We deny the protest.

B-402464; B-402464.2; B-402464.3, FAS Support Services, LLC, April 21, 2010

DOCUMENT FOR PUBLIC RELEASE
The decision issued on the date below was subject to a GAO Protective Order. This redacted version has been approved for public release.

Decision

Matter of: FAS Support Services, LLC

File: B-402464; B-402464.2; B-402464.3

Date: April 21, 2010

John C. Dulske, Esq., Joan Kelley Fowler Gluys, Esq., and Bryan L. Kost, Esq., Dulske & Gluys, PC, for the protester.
Thomas C. Papson, Esq., and Todd J. Canni, Esq., McKenna Long & Aldridge LLP, for Vinnell Brown & Root LLC, an intervenor.

Maj. Theodore T. Richard, and Larry M. Anderson, Esq., Department of the Air Force, for the agency.

Jonathan L. Kang, Esq., and Guy R. Pietrovito, Esq., Office of the General Counsel, GAO, participated in the preparation of the decision.

DIGEST

Firm's challenge to an agency's refusal to reinstate the protester into an on-going competition after the lifting of the firm's suspension from contracting with the federal government is denied, where the record shows that the agency reasonably concluded that reinstatement would cause unacceptable delay to the procurement.

== STORED DATA ==
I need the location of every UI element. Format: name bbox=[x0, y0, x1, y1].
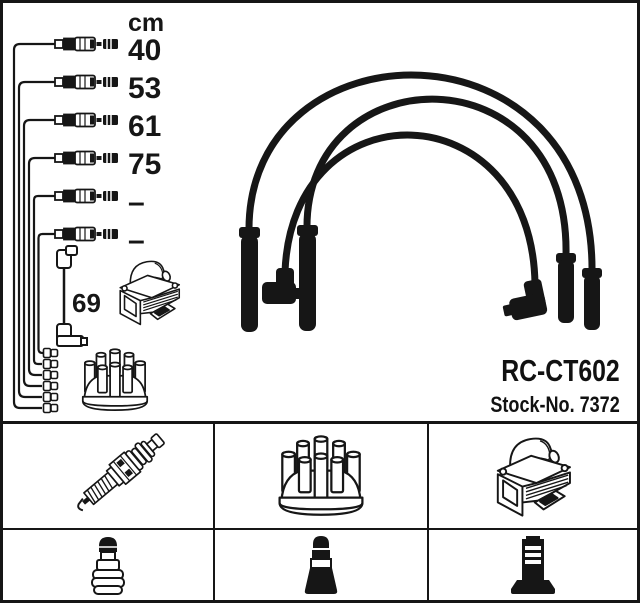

== AIM OF THE TASK ==
Answer these questions from the GAO decision on FAS Support Services, LLC.
(a) Which law firm represented the intervenor, Vinnell Brown & Root LLC?
(b) On what date was the decision issued?
(c) According to the digest, what did the agency conclude that reinstating the protester would cause?

== PROBLEM SOLUTION ==
(a) McKenna Long & Aldridge LLP
(b) April 21, 2010
(c) Unacceptable delay to the procurement